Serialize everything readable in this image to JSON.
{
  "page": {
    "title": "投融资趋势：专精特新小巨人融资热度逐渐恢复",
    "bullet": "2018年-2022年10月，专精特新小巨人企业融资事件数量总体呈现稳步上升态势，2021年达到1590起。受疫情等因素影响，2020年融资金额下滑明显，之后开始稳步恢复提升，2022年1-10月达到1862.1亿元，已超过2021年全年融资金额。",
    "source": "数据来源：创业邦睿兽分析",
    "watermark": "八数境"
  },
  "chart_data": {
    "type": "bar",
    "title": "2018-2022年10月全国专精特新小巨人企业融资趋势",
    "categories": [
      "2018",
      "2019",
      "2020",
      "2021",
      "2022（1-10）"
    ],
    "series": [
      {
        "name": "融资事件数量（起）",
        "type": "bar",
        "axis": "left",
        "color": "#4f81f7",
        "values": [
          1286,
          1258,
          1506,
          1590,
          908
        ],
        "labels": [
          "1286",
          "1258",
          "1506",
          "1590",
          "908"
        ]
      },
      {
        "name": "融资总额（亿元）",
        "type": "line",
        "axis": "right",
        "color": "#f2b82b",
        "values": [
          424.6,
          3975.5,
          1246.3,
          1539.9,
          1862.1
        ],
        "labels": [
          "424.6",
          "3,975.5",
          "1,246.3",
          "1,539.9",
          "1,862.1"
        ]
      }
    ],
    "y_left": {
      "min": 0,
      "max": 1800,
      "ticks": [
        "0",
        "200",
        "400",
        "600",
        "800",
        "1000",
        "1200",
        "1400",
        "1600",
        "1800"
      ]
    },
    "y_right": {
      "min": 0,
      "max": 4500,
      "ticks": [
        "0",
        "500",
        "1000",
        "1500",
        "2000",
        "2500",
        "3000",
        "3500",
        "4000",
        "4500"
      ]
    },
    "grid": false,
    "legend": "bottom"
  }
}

━━━━━━━━━━━━━━━━━━━━

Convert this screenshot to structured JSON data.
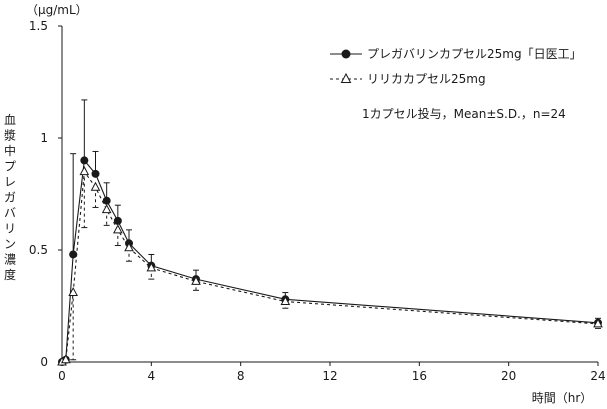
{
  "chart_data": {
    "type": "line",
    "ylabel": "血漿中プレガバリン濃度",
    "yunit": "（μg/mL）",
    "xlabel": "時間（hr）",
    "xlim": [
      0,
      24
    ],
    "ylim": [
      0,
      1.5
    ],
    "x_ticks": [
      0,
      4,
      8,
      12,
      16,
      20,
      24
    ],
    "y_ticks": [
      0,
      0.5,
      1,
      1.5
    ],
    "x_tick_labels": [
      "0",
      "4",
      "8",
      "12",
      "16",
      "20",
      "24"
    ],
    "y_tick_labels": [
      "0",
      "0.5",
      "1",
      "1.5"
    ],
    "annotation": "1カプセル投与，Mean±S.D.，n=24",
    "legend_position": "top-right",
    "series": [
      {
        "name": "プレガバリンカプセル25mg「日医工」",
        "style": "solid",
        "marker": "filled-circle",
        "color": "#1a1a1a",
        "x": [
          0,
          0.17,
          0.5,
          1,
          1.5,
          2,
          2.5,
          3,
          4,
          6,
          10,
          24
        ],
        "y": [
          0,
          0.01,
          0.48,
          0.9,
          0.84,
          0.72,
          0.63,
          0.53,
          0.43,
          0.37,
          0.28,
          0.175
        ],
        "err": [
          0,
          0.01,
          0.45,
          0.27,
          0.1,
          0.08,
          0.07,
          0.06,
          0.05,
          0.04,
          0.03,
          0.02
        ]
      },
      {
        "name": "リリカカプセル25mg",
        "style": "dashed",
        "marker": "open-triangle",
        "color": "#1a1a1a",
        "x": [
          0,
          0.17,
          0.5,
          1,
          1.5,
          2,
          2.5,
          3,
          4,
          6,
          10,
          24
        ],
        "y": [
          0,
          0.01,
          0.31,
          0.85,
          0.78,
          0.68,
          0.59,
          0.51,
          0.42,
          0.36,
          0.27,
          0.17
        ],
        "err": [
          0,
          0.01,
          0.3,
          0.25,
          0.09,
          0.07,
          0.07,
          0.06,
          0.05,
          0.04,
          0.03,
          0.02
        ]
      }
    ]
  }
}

━━━━━━━━━━━━━━━━━━━━

• **WHAT IS ASKED**: Search the data above for the string "marker" and copy each line that has it.

• **CORRECT OUTPUT**:
        "marker": "filled-circle",
        "marker": "open-triangle",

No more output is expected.